Figure content listings:
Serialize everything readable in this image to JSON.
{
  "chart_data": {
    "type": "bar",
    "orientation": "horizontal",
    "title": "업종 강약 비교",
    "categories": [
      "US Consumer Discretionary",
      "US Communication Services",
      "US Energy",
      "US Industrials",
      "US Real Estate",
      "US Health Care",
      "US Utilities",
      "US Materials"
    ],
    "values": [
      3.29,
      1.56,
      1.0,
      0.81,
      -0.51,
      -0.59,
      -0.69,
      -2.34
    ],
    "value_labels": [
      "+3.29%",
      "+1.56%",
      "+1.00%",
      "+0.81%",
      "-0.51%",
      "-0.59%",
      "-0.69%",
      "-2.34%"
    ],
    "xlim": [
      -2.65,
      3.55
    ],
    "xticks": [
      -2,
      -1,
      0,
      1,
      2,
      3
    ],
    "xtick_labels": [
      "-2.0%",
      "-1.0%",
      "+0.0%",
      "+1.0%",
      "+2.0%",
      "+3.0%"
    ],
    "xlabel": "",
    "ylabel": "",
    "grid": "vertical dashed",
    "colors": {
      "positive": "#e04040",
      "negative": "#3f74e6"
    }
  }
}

_SHORT TASK_. Repeat the data verbatim.

_EXERCISE OUTPUT_.
Serialize everything readable in this image to JSON.
{
  "chart_data": {
    "type": "bar",
    "orientation": "horizontal",
    "title": "업종 강약 비교",
    "categories": [
      "US Consumer Discretionary",
      "US Communication Services",
      "US Energy",
      "US Industrials",
      "US Real Estate",
      "US Health Care",
      "US Utilities",
      "US Materials"
    ],
    "values": [
      3.29,
      1.56,
      1.0,
      0.81,
      -0.51,
      -0.59,
      -0.69,
      -2.34
    ],
    "value_labels": [
      "+3.29%",
      "+1.56%",
      "+1.00%",
      "+0.81%",
      "-0.51%",
      "-0.59%",
      "-0.69%",
      "-2.34%"
    ],
    "xlim": [
      -2.65,
      3.55
    ],
    "xticks": [
      -2,
      -1,
      0,
      1,
      2,
      3
    ],
    "xtick_labels": [
      "-2.0%",
      "-1.0%",
      "+0.0%",
      "+1.0%",
      "+2.0%",
      "+3.0%"
    ],
    "xlabel": "",
    "ylabel": "",
    "grid": "vertical dashed",
    "colors": {
      "positive": "#e04040",
      "negative": "#3f74e6"
    }
  }
}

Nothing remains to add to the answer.